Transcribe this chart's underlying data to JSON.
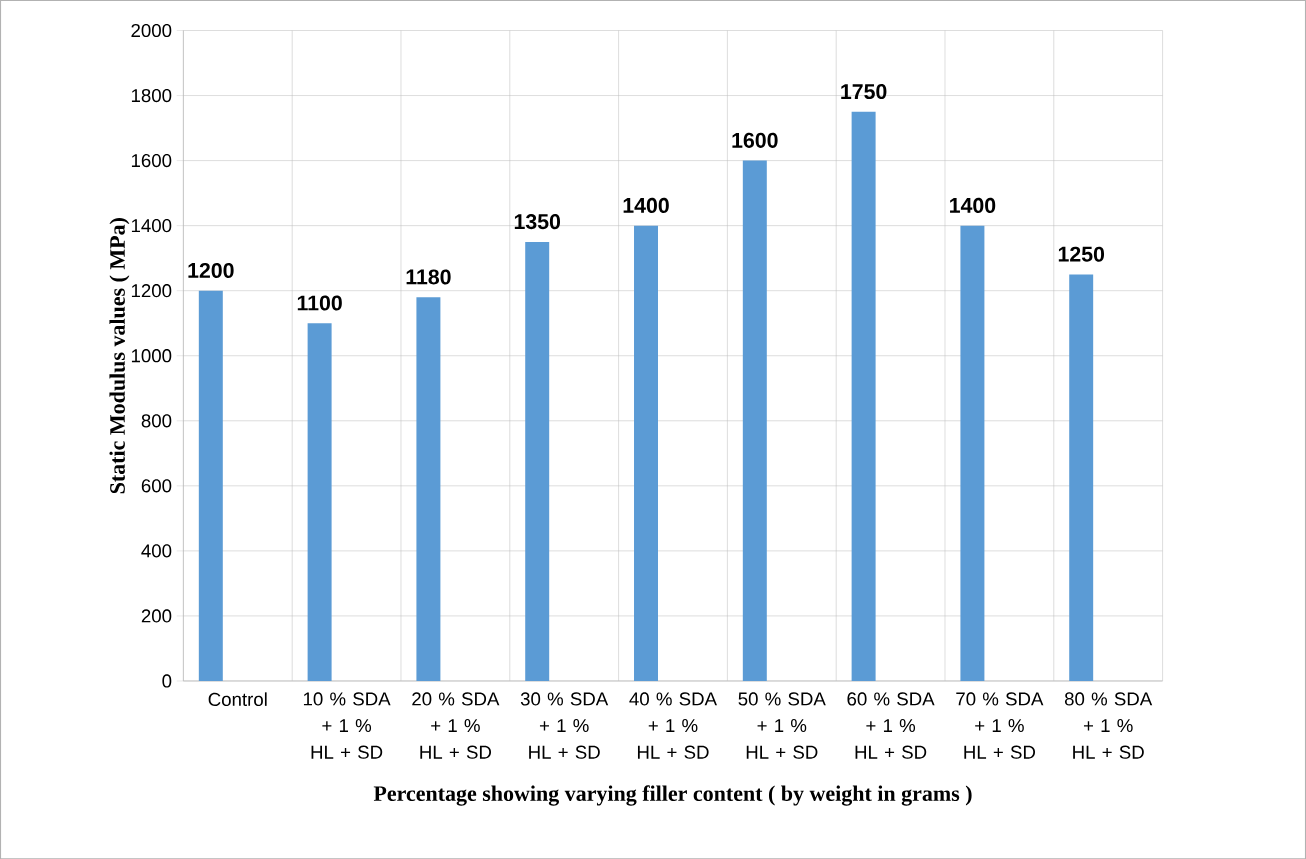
{
  "chart_data": {
    "type": "bar",
    "xlabel": "Percentage  showing varying filler content  (  by weight  in grams )",
    "ylabel": "Static Modulus   values ( MPa)",
    "categories": [
      "Control",
      "10 % SDA + 1 % HL + SD",
      "20 % SDA + 1 % HL + SD",
      "30 % SDA + 1 % HL + SD",
      "40 % SDA + 1 % HL + SD",
      "50 % SDA + 1 % HL + SD",
      "60 % SDA + 1 % HL + SD",
      "70 % SDA + 1 % HL + SD",
      "80 % SDA + 1 % HL + SD"
    ],
    "values": [
      1200,
      1100,
      1180,
      1350,
      1400,
      1600,
      1750,
      1400,
      1250
    ],
    "color": "#5b9bd5",
    "ylim": [
      0,
      2000
    ],
    "yticks": [
      0,
      200,
      400,
      600,
      800,
      1000,
      1200,
      1400,
      1600,
      1800,
      2000
    ],
    "grid": true,
    "data_labels": true
  }
}
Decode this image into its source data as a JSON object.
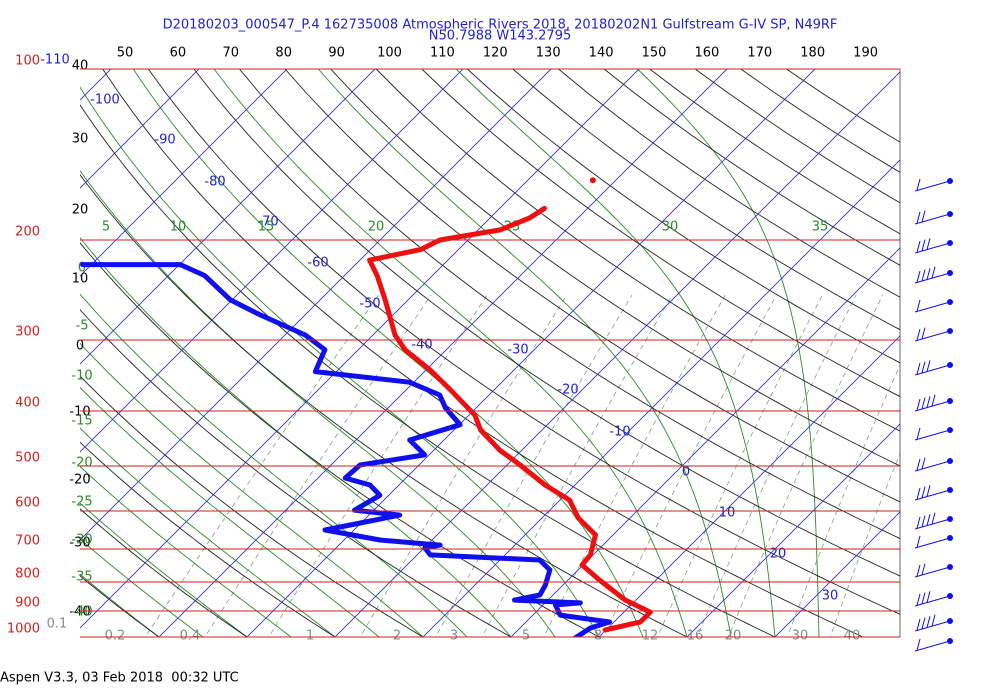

» **Problem**
Identify each line of the material where the word "JSON" shows up, and copy it.

» **Response to this task**
Transcribe this chart's underlying data to JSON.
Decode this image into its source data as a JSON object.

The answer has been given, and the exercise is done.